INSTRUCTIONS ::
1. According to the forum thread on cellular failover, which uplink selection setting causes traffic never to fail over to the cellular interface?
2. Carry on the forum thread on cellular failover from the point where it stops.

SELECTED EXCERPT ::
Another bug that I want to point out in this scenario where 2xWAN links and a cellular interface are used is that if "Prefer WAN 1. Failover if poor performance for <performance class>" is defined, instead of "Load balance on uplinks that are suitable for <performance class>", traffic will never failover to the cellular interface.
In the version you have access to we do not perform AutoVPN over USB-Cellular. It is working as expected.
Also, there are different types of failover. So please refer to the document below that explains how connection monitoring works. This is not how the failover withing the AutoVPN- SDWAN overlay works, just internet and fail to cellular. I'm not sure how your testing failover but I assume you had either a soft or hard failure for both WAN1/2.
@DCooper wrote:In the version you have access to we do not perform AutoVPN over USB-Cellular. It is working as expected.
I performed a hard failure test, pulling off both WAN1/2 cables. It failed over USB-Cellular interface and when I had configured the uplink selection policies to use "Load balance on uplinks that are suitable for <performance class>" I was able to access the remote resources through VPN
I knew the AutoVPN over usb was coming, just didn't realize it was in this public beta. So did it only fail over when the rules were there? I assumed it would failover to USB and be all or nothing and not pay any attention to load balancing or rules you have setup. I haven't tested but have it in the lab so can reproduce what you have setup.

RECORD SET ::
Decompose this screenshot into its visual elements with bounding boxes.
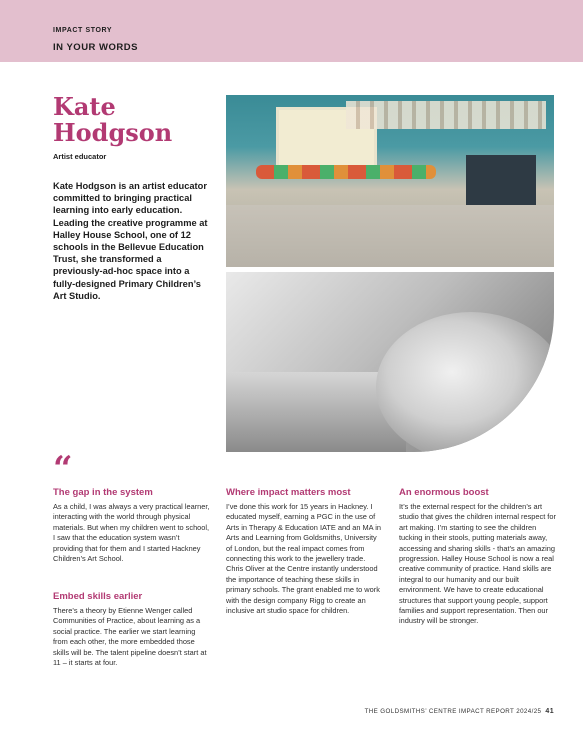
heading-gap-in-system: The gap in the system (53, 487, 153, 498)
text-gap-in-system: As a child, I was always a very practical learner, interacting with the world through physical materials. But when my children went to school, I saw that the education system wasn’t providing that for them and I started Hackney Children’s Art School. (53, 502, 210, 564)
kicker-label: IMPACT STORY (53, 27, 113, 34)
profile-role: Artist educator (53, 152, 107, 161)
photo-bunting (346, 101, 546, 129)
text-embed-skills: There’s a theory by Etienne Wenger called Communities of Practice, about learning as a social practice. The earlier we start learning from each other, the more embedded those skills will be. The talent pipeline doesn’t start at 11 – it starts at four. (53, 606, 207, 668)
footer (365, 708, 554, 715)
heading-enormous-boost: An enormous boost (399, 487, 489, 498)
profile-intro: Kate Hodgson is an artist educator committed to bringing practical learning into early education. Leading the creative programme at Halley House School, one of 12 schools in the Bellevue Education Trust, she transformed a previously-ad-hoc space into a fully-designed Primary Children’s Art Studio. (53, 181, 208, 301)
jewellery-bench-photo (226, 272, 554, 452)
photo-person (376, 312, 554, 452)
text-where-impact: I’ve done this work for 15 years in Hackney. I educated myself, earning a PGC in the use of Arts in Therapy & Education IATE and an MA in Arts and Learning from Goldsmiths, University of London, but the real impact comes from connecting this work to the jewellery trade. Chris Oliver at the Centre instantly understood the importance of teaching these skills in primary schools. The grant enabled me to work with the design company Rigg to create an inclusive art studio space for children. (226, 502, 382, 616)
profile-name: Kate Hodgson (53, 92, 173, 147)
photo-stools (256, 165, 436, 179)
page-number: 41 (545, 708, 554, 715)
heading-where-impact: Where impact matters most (226, 487, 351, 498)
art-studio-classroom-photo (226, 95, 554, 267)
footer-report-title: THE GOLDSMITHS’ CENTRE IMPACT REPORT 2024/25 (364, 708, 542, 715)
quote-mark-icon: “ (53, 449, 73, 489)
heading-embed-skills: Embed skills earlier (53, 591, 143, 602)
text-enormous-boost: It’s the external respect for the children’s art studio that gives the children internal respect for art making. I’m starting to see the children tucking in their stools, putting materials away, accessing and sharing skills - that’s an amazing progression. Halley House School is now a real creative community of practice. Hand skills are integral to our humanity and our built environment. We have to create educational structures that support young people, support families and support representation. Then our industry will be stronger. (399, 502, 556, 626)
photo-table (226, 205, 554, 267)
section-title: IN YOUR WORDS (53, 42, 138, 53)
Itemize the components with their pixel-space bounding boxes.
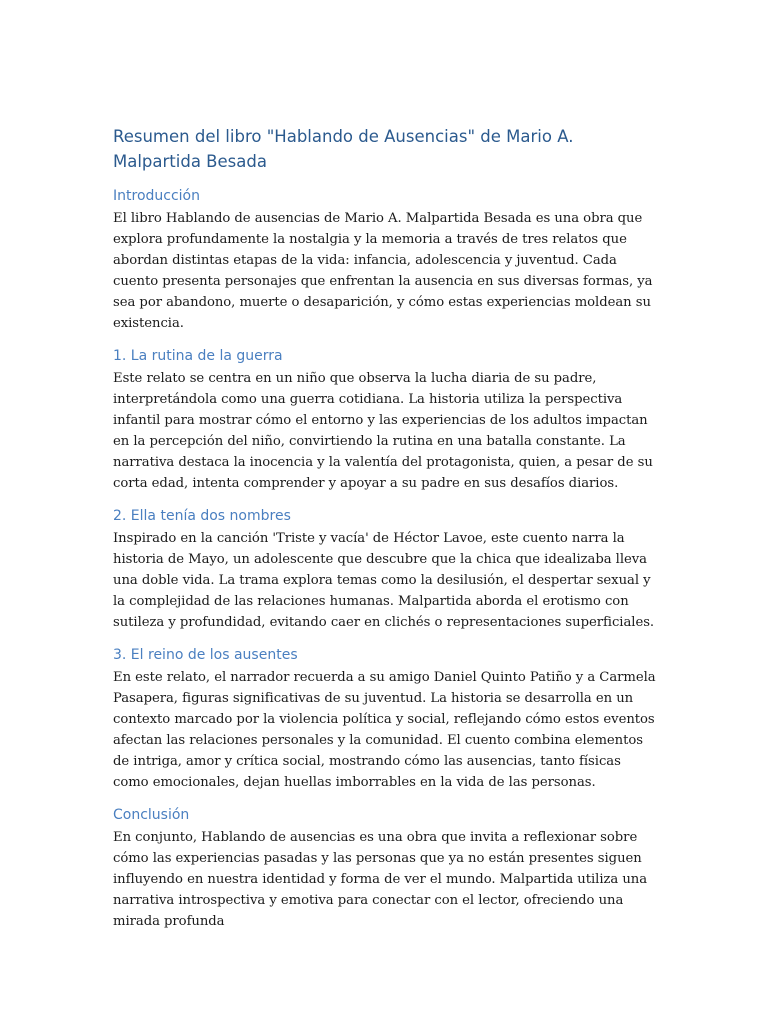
- section-paragraph: Inspirado en la canción 'Triste y vacía' de Héctor Lavoe, este cuento narra la historia de Mayo, un adolescente que descubre que la chica que idealizaba lleva una doble vida. La trama explora temas como la desilusión, el despertar sexual y la complejidad de las relaciones humanas. Malpartida aborda el erotismo con sutileza y profundidad, evitando caer en clichés o representaciones superficiales.: [113, 531, 655, 630]
- section-heading: 2. Ella tenía dos nombres: [113, 508, 291, 524]
- section-heading: 3. El reino de los ausentes: [113, 647, 298, 663]
- section-heading: Conclusión: [113, 807, 190, 823]
- document-page: [113, 124, 658, 944]
- section-heading: Introducción: [113, 188, 200, 204]
- section-paragraph: Este relato se centra en un niño que observa la lucha diaria de su padre, interpretándola como una guerra cotidiana. La historia utiliza la perspectiva infantil para mostrar cómo el entorno y las experiencias de los adultos impactan en la percepción del niño, convirtiendo la rutina en una batalla constante. La narrativa destaca la inocencia y la valentía del protagonista, quien, a pesar de su corta edad, intenta comprender y apoyar a su padre en sus desafíos diarios.: [113, 371, 653, 491]
- section-paragraph: En este relato, el narrador recuerda a su amigo Daniel Quinto Patiño y a Carmela Pasapera, figuras significativas de su juventud. La historia se desarrolla en un contexto marcado por la violencia política y social, reflejando cómo estos eventos afectan las relaciones personales y la comunidad. El cuento combina elementos de intriga, amor y crítica social, mostrando cómo las ausencias, tanto físicas como emocionales, dejan huellas imborrables en la vida de las personas.: [113, 670, 656, 790]
- section-heading: 1. La rutina de la guerra: [113, 348, 283, 364]
- section-introduccion: [113, 186, 658, 334]
- document-title: Resumen del libro "Hablando de Ausencias" de Mario A. Malpartida Besada: [113, 127, 574, 171]
- section-reino-ausentes: [113, 645, 658, 793]
- section-conclusion: [113, 805, 658, 932]
- section-paragraph: El libro Hablando de ausencias de Mario A. Malpartida Besada es una obra que explora profundamente la nostalgia y la memoria a través de tres relatos que abordan distintas etapas de la vida: infancia, adolescencia y juventud. Cada cuento presenta personajes que enfrentan la ausencia en sus diversas formas, ya sea por abandono, muerte o desaparición, y cómo estas experiencias moldean su existencia.: [113, 211, 653, 331]
- section-paragraph: En conjunto, Hablando de ausencias es una obra que invita a reflexionar sobre cómo las experiencias pasadas y las personas que ya no están presentes siguen influyendo en nuestra identidad y forma de ver el mundo. Malpartida utiliza una narrativa introspectiva y emotiva para conectar con el lector, ofreciendo una mirada profunda: [113, 830, 648, 929]
- section-rutina-guerra: [113, 346, 658, 494]
- section-dos-nombres: [113, 506, 658, 633]
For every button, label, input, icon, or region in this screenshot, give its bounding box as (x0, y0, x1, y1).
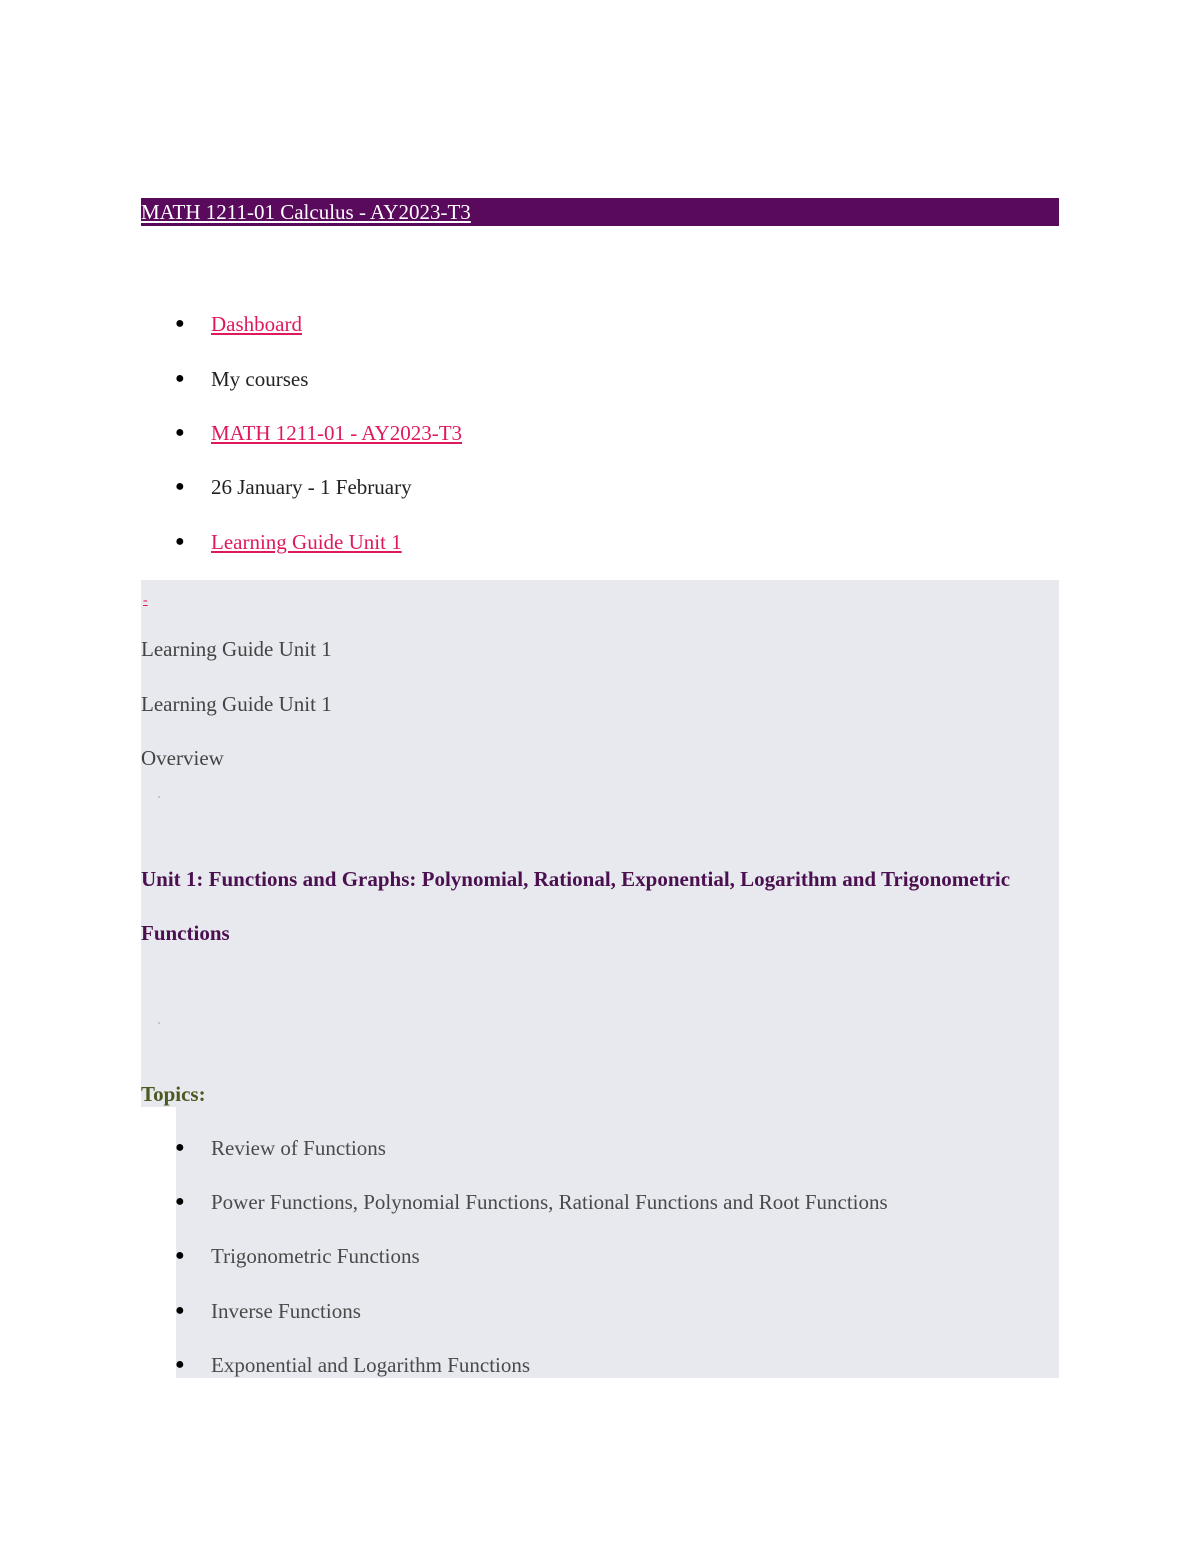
topic-text: Exponential and Logarithm Functions (211, 1353, 531, 1377)
breadcrumb-link-course[interactable]: MATH 1211-01 - AY2023-T3 (211, 421, 463, 445)
bullet-icon: ● (175, 478, 185, 495)
bullet-icon: ● (175, 1139, 185, 1156)
topic-text: Trigonometric Functions (211, 1244, 420, 1268)
breadcrumb-text-my-courses: My courses (211, 367, 309, 391)
bullet-icon: ● (175, 1302, 185, 1319)
spacer-mark (158, 796, 160, 798)
course-title-bar (141, 198, 1059, 226)
bullet-icon: ● (175, 1193, 185, 1210)
page-title: Learning Guide Unit 1 (141, 637, 332, 661)
topics-label: Topics: (141, 1082, 206, 1106)
topic-text: Review of Functions (211, 1136, 386, 1160)
topic-text: Inverse Functions (211, 1299, 361, 1323)
bullet-icon: ● (175, 424, 185, 441)
course-title-link[interactable]: MATH 1211-01 Calculus - AY2023-T3 (141, 200, 471, 224)
bullet-icon: ● (175, 1356, 185, 1373)
page-subtitle: Learning Guide Unit 1 (141, 692, 332, 716)
breadcrumb-link-dashboard[interactable]: Dashboard (211, 312, 302, 336)
unit-heading: Unit 1: Functions and Graphs: Polynomial, Rational, Exponential, Logarithm and Trigonometric Functions (141, 867, 1011, 945)
spacer-mark (158, 1022, 160, 1024)
bullet-icon: ● (175, 370, 185, 387)
breadcrumb-link-learning-guide[interactable]: Learning Guide Unit 1 (211, 530, 402, 554)
bullet-icon: ● (175, 1247, 185, 1264)
topic-text: Power Functions, Polynomial Functions, Rational Functions and Root Functions (211, 1190, 888, 1214)
overview-label: Overview (141, 746, 224, 770)
skip-link[interactable]: - (143, 593, 148, 608)
bullet-icon: ● (175, 315, 185, 332)
bullet-icon: ● (175, 533, 185, 550)
breadcrumb-text-week: 26 January - 1 February (211, 475, 412, 499)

RESPONSES BY TASK ::
1. "Prefer WAN 1. Failover if poor performance for <performance class>"

2.
@DCooper wrote:I knew the AutoVPN over usb was coming, just didn't realize it was in this public beta. So did it only fail over when the rules were there? I assumed it would failover to USB and be all or nothing and not pay any attention to load balancing or rules you have setup. I haven't tested but have it in the lab so can reproduce what you have setup.
It currently runs v13.28. If I define a prefered link (WAN1) at the uplink selection policies, it looks like it's only trying to use WAN2 if it WAN1 fails. Load balance on uplinks option though, does utilize cellular in a case of WAN1/2 failure.
Edit: Same thing applied on the earlier beta version too v14.20
Any update from the PM team?
@Billy Going to need some additional time on this one. The question is rolling up to our Eng team who builds the feature.
Any updates on this one? I'm looking into deploying that design on a site in the near future and knowing beforehand how this solution is expected to perform would be quite useful.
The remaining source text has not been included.